(Dataset entries)
----------

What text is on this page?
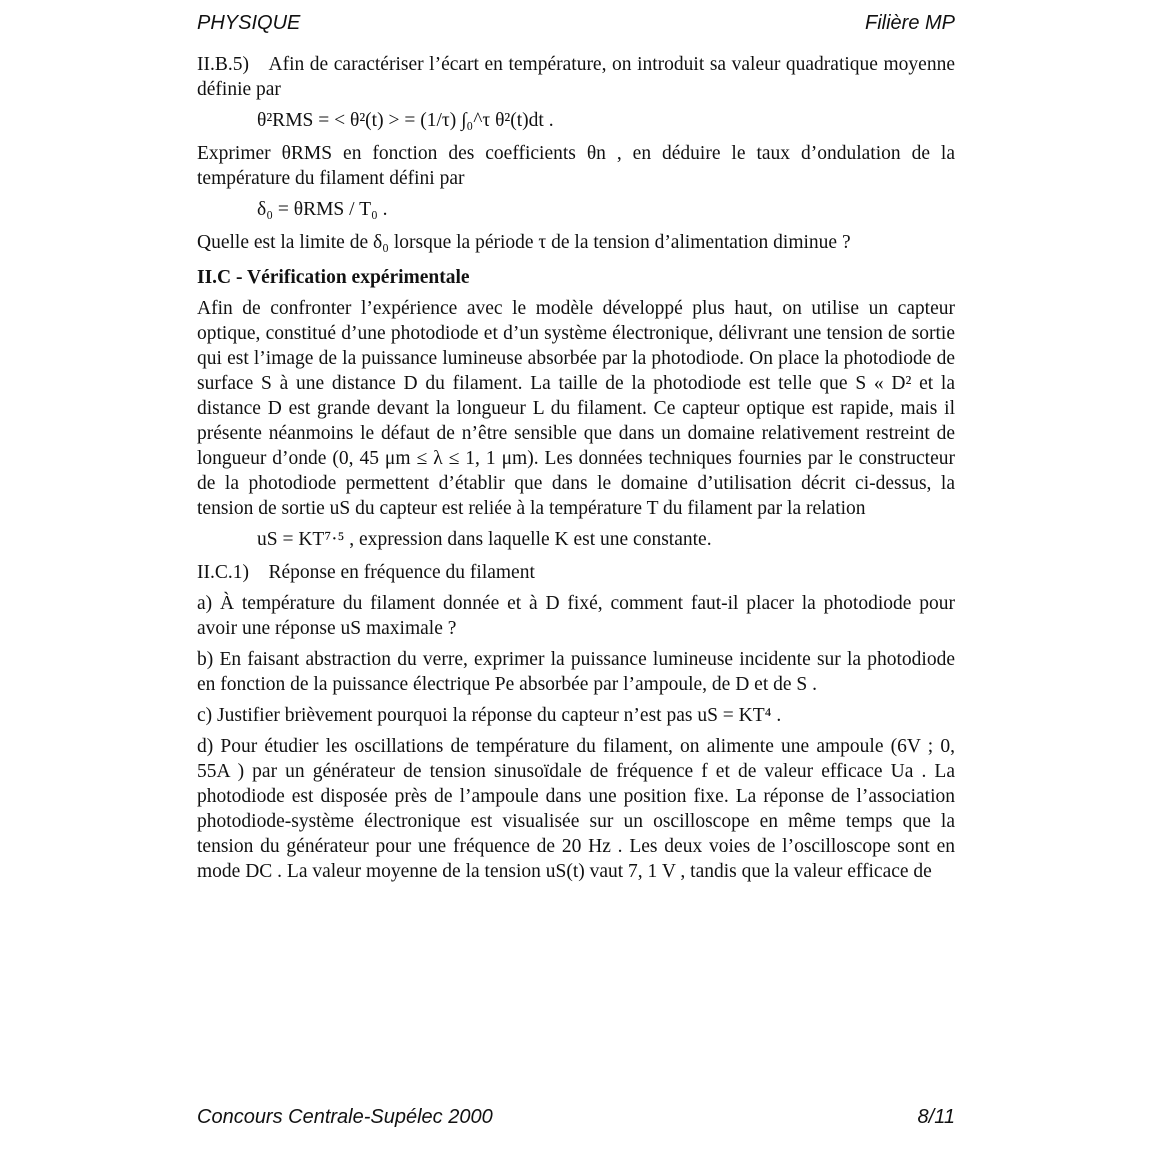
PHYSIQUE	Filière MP

II.B.5) Afin de caractériser l’écart en température, on introduit sa valeur quadratique moyenne définie par

θ²RMS = < θ²(t) > = (1/τ) ∫₀^τ θ²(t)dt .

Exprimer θRMS en fonction des coefficients θn , en déduire le taux d’ondulation de la température du filament défini par

δ₀ = θRMS / T₀ .

Quelle est la limite de δ₀ lorsque la période τ de la tension d’alimentation diminue ?

II.C - Vérification expérimentale

Afin de confronter l’expérience avec le modèle développé plus haut, on utilise un capteur optique, constitué d’une photodiode et d’un système électronique, délivrant une tension de sortie qui est l’image de la puissance lumineuse absorbée par la photodiode. On place la photodiode de surface S à une distance D du filament. La taille de la photodiode est telle que S « D² et la distance D est grande devant la longueur L du filament. Ce capteur optique est rapide, mais il présente néanmoins le défaut de n’être sensible que dans un domaine relativement restreint de longueur d’onde (0, 45 μm ≤ λ ≤ 1, 1 μm). Les données techniques fournies par le constructeur de la photodiode permettent d’établir que dans le domaine d’utilisation décrit ci-dessus, la tension de sortie uS du capteur est reliée à la température T du filament par la relation

uS = KT⁷·⁵ , expression dans laquelle K est une constante.

II.C.1) Réponse en fréquence du filament

a) À température du filament donnée et à D fixé, comment faut-il placer la photodiode pour avoir une réponse uS maximale ?

b) En faisant abstraction du verre, exprimer la puissance lumineuse incidente sur la photodiode en fonction de la puissance électrique Pe absorbée par l’ampoule, de D et de S .

c) Justifier brièvement pourquoi la réponse du capteur n’est pas uS = KT⁴ .

d) Pour étudier les oscillations de température du filament, on alimente une ampoule (6V ; 0, 55A ) par un générateur de tension sinusoïdale de fréquence f et de valeur efficace Ua . La photodiode est disposée près de l’ampoule dans une position fixe. La réponse de l’association photodiode-système électronique est visualisée sur un oscilloscope en même temps que la tension du générateur pour une fréquence de 20 Hz . Les deux voies de l’oscilloscope sont en mode DC . La valeur moyenne de la tension uS(t) vaut 7, 1 V , tandis que la valeur efficace de

Concours Centrale-Supélec 2000	8/11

----------

*The exercise*: Repeat the material above in full and unchanged, minus its images.

*Problem solution*:
What text is on this page?
PHYSIQUE	Filière MP

II.B.5) Afin de caractériser l’écart en température, on introduit sa valeur quadratique moyenne définie par

θ²RMS = < θ²(t) > = (1/τ) ∫₀^τ θ²(t)dt .

Exprimer θRMS en fonction des coefficients θn , en déduire le taux d’ondulation de la température du filament défini par

δ₀ = θRMS / T₀ .

Quelle est la limite de δ₀ lorsque la période τ de la tension d’alimentation diminue ?

II.C - Vérification expérimentale

Afin de confronter l’expérience avec le modèle développé plus haut, on utilise un capteur optique, constitué d’une photodiode et d’un système électronique, délivrant une tension de sortie qui est l’image de la puissance lumineuse absorbée par la photodiode. On place la photodiode de surface S à une distance D du filament. La taille de la photodiode est telle que S « D² et la distance D est grande devant la longueur L du filament. Ce capteur optique est rapide, mais il présente néanmoins le défaut de n’être sensible que dans un domaine relativement restreint de longueur d’onde (0, 45 μm ≤ λ ≤ 1, 1 μm). Les données techniques fournies par le constructeur de la photodiode permettent d’établir que dans le domaine d’utilisation décrit ci-dessus, la tension de sortie uS du capteur est reliée à la température T du filament par la relation

uS = KT⁷·⁵ , expression dans laquelle K est une constante.

II.C.1) Réponse en fréquence du filament

a) À température du filament donnée et à D fixé, comment faut-il placer la photodiode pour avoir une réponse uS maximale ?

b) En faisant abstraction du verre, exprimer la puissance lumineuse incidente sur la photodiode en fonction de la puissance électrique Pe absorbée par l’ampoule, de D et de S .

c) Justifier brièvement pourquoi la réponse du capteur n’est pas uS = KT⁴ .

d) Pour étudier les oscillations de température du filament, on alimente une ampoule (6V ; 0, 55A ) par un générateur de tension sinusoïdale de fréquence f et de valeur efficace Ua . La photodiode est disposée près de l’ampoule dans une position fixe. La réponse de l’association photodiode-système électronique est visualisée sur un oscilloscope en même temps que la tension du générateur pour une fréquence de 20 Hz . Les deux voies de l’oscilloscope sont en mode DC . La valeur moyenne de la tension uS(t) vaut 7, 1 V , tandis que la valeur efficace de

Concours Centrale-Supélec 2000	8/11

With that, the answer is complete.